List each line of the data that holds the string "Wiederholung", please.
-- BEGIN --
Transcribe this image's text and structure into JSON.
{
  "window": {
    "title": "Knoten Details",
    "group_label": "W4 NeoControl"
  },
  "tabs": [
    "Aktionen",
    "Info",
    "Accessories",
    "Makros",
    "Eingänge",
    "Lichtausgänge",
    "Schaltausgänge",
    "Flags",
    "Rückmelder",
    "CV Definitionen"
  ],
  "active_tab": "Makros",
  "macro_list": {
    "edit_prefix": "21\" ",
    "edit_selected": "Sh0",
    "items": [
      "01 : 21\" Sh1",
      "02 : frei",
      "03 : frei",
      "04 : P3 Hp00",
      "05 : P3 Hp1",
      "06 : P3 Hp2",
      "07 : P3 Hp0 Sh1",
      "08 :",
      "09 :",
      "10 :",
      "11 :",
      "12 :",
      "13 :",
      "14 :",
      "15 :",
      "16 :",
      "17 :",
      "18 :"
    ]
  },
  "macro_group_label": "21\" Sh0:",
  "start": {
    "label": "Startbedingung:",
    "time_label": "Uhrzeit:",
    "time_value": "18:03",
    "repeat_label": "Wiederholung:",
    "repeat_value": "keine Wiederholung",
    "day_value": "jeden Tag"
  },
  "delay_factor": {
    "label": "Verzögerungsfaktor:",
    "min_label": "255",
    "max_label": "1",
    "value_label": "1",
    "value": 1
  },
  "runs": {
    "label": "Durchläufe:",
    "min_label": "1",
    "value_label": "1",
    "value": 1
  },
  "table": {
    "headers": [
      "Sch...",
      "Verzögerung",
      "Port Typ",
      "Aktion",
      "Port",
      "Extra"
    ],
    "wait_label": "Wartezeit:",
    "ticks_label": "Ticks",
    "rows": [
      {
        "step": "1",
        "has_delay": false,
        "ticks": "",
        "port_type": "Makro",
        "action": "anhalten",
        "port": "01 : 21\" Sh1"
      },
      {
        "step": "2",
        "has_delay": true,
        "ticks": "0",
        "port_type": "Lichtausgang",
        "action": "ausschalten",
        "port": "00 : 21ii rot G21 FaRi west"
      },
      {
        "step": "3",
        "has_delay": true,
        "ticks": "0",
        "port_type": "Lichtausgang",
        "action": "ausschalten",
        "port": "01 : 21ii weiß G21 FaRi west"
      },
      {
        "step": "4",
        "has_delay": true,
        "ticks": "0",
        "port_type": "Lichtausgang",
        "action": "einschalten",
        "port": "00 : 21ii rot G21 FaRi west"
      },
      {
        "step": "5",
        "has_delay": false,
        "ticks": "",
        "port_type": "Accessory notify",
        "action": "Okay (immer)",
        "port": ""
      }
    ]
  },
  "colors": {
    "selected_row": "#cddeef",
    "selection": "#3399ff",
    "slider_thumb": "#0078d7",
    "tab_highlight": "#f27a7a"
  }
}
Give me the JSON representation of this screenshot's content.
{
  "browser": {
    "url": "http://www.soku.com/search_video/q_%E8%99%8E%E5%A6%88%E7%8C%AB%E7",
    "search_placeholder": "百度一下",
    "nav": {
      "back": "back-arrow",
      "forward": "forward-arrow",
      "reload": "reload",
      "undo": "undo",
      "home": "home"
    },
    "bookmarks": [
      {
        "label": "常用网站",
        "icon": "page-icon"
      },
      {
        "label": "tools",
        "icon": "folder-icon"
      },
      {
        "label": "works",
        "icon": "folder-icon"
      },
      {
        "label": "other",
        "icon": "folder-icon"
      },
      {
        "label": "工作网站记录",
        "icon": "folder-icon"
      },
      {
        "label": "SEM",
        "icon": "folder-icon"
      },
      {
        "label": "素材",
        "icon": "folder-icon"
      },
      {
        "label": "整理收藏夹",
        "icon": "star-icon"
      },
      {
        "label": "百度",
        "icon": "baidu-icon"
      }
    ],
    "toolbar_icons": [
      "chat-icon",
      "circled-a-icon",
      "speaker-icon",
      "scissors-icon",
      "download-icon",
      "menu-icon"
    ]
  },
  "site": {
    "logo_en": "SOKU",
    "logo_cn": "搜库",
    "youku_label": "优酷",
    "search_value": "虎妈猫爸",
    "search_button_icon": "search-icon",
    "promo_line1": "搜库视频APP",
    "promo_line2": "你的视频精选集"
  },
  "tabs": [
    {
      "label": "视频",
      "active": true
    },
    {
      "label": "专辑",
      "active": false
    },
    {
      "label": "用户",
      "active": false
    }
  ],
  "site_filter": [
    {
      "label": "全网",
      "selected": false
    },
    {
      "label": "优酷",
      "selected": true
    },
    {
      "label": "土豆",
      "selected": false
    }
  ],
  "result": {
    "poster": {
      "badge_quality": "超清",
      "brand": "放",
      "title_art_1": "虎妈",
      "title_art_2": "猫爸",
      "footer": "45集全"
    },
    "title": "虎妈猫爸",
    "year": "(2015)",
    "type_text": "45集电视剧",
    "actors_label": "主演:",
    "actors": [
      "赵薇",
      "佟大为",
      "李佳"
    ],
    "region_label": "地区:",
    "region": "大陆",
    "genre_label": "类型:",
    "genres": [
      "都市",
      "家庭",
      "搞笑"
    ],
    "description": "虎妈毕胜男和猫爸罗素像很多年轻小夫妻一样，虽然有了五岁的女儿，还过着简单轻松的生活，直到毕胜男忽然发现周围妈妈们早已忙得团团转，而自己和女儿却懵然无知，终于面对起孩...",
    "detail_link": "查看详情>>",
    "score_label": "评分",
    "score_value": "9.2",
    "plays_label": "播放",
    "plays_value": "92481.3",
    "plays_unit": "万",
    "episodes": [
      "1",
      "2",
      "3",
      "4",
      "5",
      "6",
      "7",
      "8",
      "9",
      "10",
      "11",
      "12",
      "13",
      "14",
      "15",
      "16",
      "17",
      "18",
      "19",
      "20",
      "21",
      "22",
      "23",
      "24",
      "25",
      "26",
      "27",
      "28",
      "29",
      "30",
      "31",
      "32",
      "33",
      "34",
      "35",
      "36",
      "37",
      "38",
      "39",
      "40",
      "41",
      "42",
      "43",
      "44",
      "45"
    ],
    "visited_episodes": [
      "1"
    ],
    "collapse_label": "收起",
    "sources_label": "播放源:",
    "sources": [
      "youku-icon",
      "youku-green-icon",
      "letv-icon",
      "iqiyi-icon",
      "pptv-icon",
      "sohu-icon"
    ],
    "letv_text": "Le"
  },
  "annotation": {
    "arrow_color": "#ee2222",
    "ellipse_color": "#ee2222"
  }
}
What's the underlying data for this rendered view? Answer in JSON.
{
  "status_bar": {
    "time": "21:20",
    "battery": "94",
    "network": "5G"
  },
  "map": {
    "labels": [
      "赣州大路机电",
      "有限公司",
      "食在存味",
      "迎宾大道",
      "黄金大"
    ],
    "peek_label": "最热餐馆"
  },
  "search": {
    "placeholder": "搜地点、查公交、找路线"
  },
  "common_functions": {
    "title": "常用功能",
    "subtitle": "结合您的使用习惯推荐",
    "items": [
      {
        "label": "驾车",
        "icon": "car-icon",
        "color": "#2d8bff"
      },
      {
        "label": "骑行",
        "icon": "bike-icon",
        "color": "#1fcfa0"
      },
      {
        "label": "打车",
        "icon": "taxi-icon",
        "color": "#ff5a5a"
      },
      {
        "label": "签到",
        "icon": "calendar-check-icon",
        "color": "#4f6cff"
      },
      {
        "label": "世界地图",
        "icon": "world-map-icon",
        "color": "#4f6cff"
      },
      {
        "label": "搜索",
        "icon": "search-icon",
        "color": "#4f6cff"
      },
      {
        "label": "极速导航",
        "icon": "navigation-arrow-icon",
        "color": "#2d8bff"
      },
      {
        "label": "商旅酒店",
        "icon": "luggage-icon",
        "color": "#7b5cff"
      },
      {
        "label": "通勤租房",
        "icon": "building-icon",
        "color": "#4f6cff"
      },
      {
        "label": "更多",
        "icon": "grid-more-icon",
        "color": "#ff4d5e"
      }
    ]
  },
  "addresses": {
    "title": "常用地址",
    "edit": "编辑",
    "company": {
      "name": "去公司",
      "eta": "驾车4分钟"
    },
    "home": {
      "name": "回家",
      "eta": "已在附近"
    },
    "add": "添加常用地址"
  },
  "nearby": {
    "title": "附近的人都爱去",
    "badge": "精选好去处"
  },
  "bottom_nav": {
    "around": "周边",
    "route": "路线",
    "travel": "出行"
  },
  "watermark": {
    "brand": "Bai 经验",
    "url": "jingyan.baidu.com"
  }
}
-- END --
Result of the exercise =>
    "repeat_label": "Wiederholung:",
    "repeat_value": "keine Wiederholung",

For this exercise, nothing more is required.